■ RECORD SET
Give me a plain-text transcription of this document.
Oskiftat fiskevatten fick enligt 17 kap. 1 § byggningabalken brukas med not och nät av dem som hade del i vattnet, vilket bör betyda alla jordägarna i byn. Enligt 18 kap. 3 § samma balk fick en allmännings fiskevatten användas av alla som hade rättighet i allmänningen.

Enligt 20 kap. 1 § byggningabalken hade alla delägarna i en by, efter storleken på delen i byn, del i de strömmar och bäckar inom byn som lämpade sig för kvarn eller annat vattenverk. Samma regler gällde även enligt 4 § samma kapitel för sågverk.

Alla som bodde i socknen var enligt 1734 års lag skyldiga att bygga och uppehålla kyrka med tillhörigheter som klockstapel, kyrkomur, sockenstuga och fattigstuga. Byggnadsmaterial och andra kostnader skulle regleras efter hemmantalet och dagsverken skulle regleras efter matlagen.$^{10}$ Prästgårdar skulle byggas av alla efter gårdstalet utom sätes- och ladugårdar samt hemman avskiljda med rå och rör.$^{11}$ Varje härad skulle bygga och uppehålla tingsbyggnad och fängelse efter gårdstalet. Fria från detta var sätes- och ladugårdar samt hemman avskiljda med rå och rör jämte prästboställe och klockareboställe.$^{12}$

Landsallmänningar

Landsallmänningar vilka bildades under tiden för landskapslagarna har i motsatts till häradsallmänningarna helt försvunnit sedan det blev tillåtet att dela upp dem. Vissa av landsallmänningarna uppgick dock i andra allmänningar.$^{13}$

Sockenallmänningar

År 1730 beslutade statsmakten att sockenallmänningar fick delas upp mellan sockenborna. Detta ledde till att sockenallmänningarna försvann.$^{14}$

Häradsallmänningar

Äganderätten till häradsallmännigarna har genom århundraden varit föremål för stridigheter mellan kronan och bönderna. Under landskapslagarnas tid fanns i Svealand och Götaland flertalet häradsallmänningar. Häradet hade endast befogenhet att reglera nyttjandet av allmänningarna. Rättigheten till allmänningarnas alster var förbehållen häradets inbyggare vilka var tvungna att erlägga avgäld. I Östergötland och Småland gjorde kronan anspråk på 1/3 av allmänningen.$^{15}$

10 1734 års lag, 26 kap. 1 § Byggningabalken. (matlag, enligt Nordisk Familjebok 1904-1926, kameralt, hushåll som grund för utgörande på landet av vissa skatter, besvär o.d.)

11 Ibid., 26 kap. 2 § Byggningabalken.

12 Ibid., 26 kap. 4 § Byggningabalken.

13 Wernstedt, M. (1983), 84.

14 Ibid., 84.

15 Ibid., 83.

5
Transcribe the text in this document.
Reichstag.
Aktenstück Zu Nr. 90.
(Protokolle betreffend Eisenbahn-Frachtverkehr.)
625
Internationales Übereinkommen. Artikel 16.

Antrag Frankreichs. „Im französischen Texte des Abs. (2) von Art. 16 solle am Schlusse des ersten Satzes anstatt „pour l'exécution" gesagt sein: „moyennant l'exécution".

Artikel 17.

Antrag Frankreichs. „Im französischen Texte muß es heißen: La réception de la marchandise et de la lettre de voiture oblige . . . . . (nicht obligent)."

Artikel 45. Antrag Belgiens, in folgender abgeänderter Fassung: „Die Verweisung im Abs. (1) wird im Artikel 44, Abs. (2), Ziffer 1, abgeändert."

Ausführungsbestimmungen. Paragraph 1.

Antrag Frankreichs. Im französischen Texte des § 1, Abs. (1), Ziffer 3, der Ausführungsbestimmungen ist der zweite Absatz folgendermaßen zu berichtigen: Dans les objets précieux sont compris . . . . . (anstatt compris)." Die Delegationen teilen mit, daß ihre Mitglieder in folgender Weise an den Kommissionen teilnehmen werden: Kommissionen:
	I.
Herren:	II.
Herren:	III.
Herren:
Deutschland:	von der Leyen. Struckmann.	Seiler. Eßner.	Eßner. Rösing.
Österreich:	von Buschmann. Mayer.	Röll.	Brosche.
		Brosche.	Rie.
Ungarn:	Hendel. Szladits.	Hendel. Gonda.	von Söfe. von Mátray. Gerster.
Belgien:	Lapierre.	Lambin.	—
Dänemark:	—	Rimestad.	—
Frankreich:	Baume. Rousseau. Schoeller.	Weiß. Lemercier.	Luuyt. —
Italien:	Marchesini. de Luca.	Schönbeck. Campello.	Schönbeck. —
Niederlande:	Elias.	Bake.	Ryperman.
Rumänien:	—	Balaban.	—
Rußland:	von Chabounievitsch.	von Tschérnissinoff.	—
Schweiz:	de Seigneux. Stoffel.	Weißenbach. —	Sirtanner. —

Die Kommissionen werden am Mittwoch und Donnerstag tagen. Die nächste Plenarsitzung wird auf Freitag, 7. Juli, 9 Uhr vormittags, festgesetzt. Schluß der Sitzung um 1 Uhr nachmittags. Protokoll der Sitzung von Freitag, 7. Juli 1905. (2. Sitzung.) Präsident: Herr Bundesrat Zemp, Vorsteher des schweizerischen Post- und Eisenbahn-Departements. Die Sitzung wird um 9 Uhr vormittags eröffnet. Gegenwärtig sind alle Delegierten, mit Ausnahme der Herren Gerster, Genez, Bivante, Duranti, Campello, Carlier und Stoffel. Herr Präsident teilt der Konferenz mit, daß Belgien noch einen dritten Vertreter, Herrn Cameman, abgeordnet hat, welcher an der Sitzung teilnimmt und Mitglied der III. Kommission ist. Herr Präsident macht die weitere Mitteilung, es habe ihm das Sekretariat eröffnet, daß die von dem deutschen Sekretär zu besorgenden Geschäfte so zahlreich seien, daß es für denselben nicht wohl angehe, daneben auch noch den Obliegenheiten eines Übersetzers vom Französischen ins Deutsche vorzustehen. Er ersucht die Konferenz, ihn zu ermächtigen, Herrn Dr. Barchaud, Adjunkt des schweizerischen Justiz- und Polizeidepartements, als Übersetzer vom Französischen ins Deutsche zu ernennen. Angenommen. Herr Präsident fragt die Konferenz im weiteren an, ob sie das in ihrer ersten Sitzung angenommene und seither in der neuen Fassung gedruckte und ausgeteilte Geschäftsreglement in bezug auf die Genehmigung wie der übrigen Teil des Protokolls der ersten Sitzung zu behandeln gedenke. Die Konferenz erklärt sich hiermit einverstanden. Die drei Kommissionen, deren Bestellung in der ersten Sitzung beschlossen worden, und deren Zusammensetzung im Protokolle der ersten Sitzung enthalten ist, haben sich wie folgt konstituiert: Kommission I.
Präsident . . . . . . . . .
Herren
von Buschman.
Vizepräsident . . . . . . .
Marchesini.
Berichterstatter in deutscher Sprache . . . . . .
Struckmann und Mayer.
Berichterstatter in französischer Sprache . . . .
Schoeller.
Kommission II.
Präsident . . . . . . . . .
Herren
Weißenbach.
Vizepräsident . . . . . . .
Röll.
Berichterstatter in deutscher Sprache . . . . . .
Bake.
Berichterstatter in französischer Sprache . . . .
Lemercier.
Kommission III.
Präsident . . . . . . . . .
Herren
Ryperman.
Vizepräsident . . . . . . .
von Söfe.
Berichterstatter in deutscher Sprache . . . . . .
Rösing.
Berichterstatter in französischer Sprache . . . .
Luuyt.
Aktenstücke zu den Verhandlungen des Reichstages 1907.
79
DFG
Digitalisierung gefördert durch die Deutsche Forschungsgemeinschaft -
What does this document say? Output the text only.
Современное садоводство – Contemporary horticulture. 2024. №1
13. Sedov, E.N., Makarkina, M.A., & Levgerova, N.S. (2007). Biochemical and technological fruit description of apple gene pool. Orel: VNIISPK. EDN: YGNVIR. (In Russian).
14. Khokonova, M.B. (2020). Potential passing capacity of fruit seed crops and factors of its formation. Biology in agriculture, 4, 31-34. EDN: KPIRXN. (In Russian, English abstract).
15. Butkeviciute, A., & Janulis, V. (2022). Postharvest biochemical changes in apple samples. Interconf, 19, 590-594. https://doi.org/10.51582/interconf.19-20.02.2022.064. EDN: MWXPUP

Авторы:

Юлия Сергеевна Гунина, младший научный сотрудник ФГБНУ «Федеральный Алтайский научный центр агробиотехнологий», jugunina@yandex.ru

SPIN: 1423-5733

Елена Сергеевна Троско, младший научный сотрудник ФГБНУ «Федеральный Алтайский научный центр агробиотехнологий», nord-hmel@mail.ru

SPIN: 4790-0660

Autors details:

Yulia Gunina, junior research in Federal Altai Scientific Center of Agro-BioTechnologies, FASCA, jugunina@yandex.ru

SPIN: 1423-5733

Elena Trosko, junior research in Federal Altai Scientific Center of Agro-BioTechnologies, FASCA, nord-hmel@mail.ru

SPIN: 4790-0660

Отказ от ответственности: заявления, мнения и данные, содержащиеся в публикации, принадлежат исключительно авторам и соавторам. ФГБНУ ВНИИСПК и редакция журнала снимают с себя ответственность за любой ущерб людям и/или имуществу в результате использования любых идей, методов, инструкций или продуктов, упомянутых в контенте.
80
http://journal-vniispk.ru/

■ TASK GOAL
Give only the number of lines in the preceding material that contain the string "Federal".

■ EXERCISE RESULT
2